Вопросы и задания
A - Выпишите из отрывка для чтения без изменений фрагмент, который начинается со слов, содержащих "Едем через Чехословакию, Австрию, Германию", и заканчивается словами "врагом – немецким фашизмом.".
B - На какой станции, согласно отрывку для чтения, происходит перегрузка на платформы с нашей колеей?

Отрывок для чтения
Едем через Чехословакию, Австрию, Германию и Польшу. На станции Познань перегружаемся на платформы с нашей колеей. За время движения я впервые увидел почти что полностью разрушенный город Дрезден. Я много видел следов зверства фашистов на нашей территории, но мы, русские солдаты, не злорадствовали при виде уничтоженного гнезда милитаризма, разрушений Берлина, где вершились планы покорения народов мира и уничтожения мировой цивилизации. Разрушенной Варшаве и многострадальному Минску ничем не могли помочь, кроме своего сочувствия. Едем через весь Советский Союз с запада на восток. Везде следы войны, – там, где она прошла, и там, где наш героический народ в тылу делал все возможное и даже невозможное для полной победы над самым коварным врагом – немецким фашизмом.

Эшелоны подходят к границам Монгольской Народной Республики. Выгружаемся с платформ и [из] вагонов на территории Монголии. Разбиваем лагерь-стоянку, получаем пополнение личного состава и техники, части и подразделения переходят на лагерную службу мирного времени, ведется учеба подразделений по тактике и даже по строевой подготовке, и за всем этим ведется подготовка к завершению Второй мировой войны.

Исходные данные

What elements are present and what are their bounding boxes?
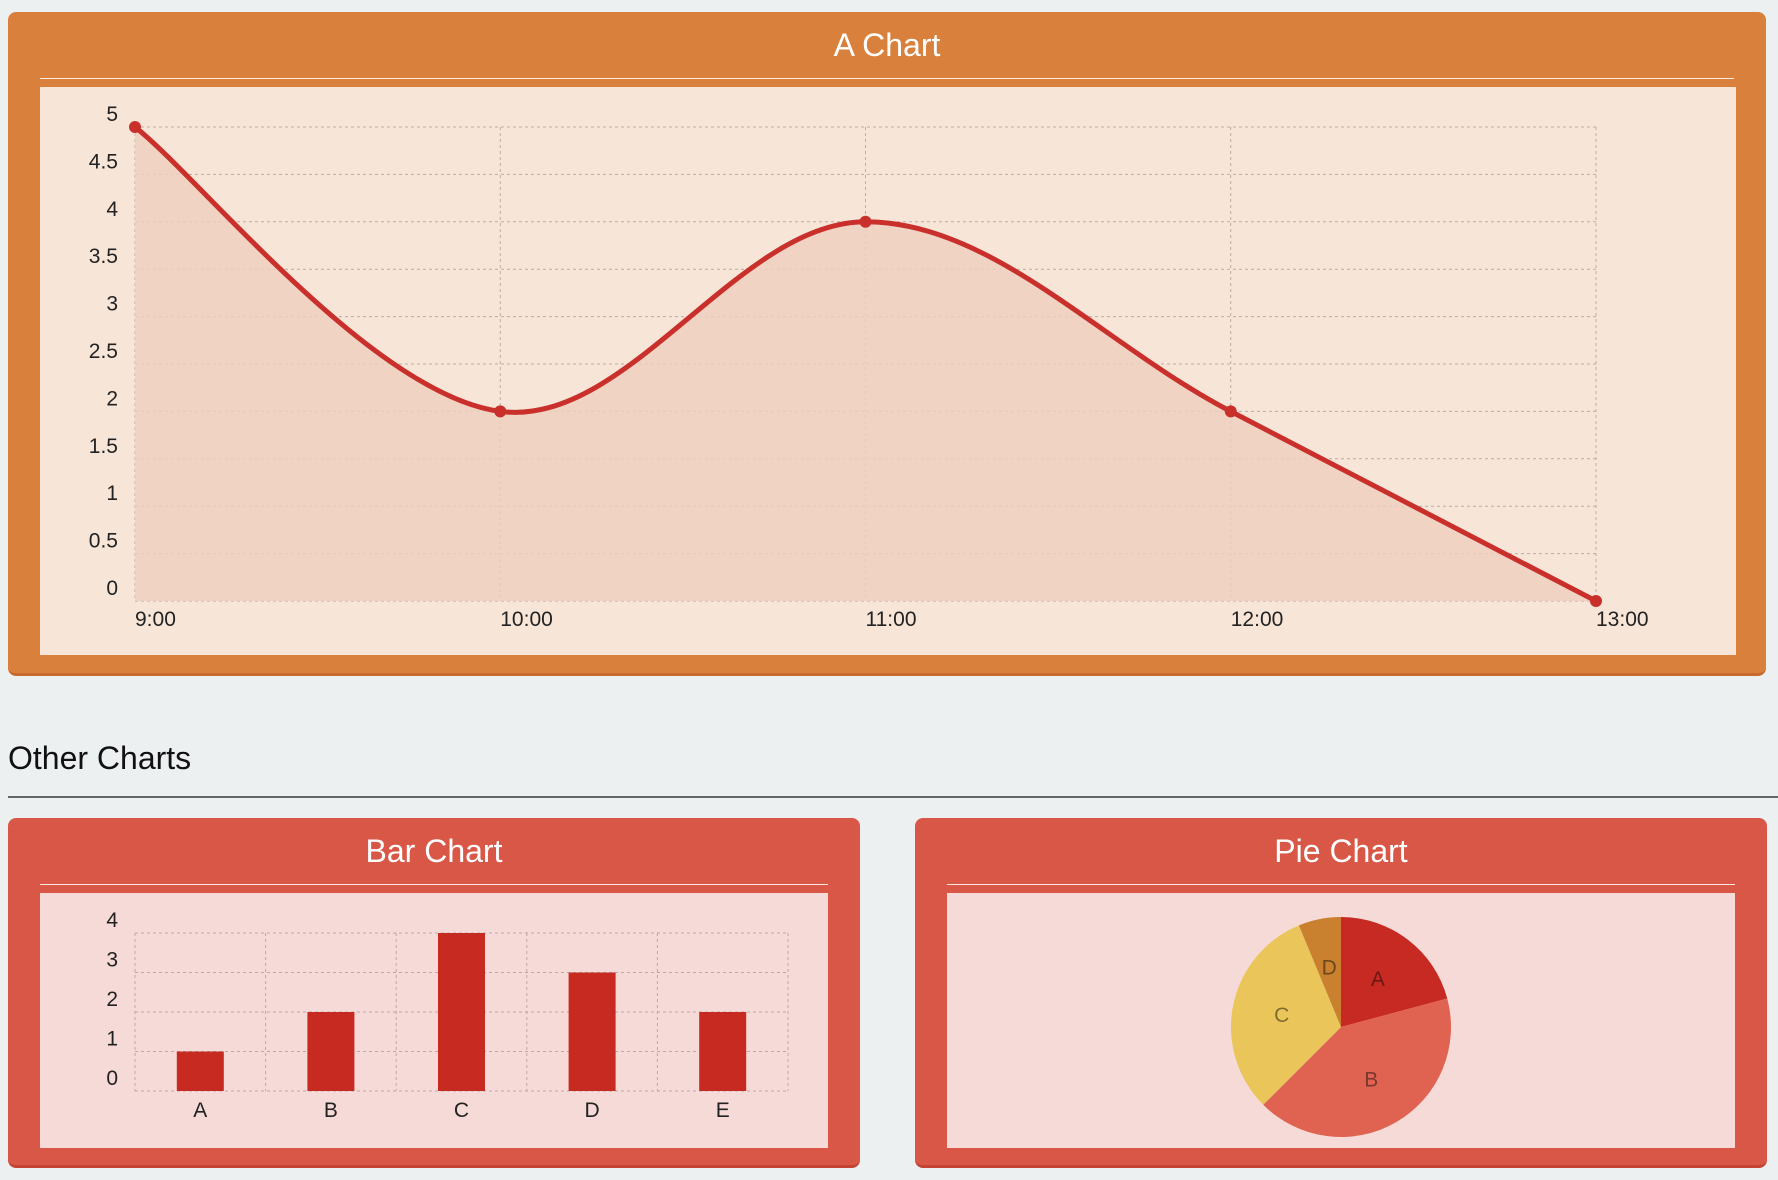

Выполненные задания
A -
Едем через Чехословакию, Австрию, Германию и Польшу. На станции Познань перегружаемся на платформы с нашей колеей. За время движения я впервые увидел почти что полностью разрушенный город Дрезден. Я много видел следов зверства фашистов на нашей территории, но мы, русские солдаты, не злорадствовали при виде уничтоженного гнезда милитаризма, разрушений Берлина, где вершились планы покорения народов мира и уничтожения мировой цивилизации. Разрушенной Варшаве и многострадальному Минску ничем не могли помочь, кроме своего сочувствия. Едем через весь Советский Союз с запада на восток. Везде следы войны, – там, где она прошла, и там, где наш героический народ в тылу делал все возможное и даже невозможное для полной победы над самым коварным врагом – немецким фашизмом.

B - На станции Познань.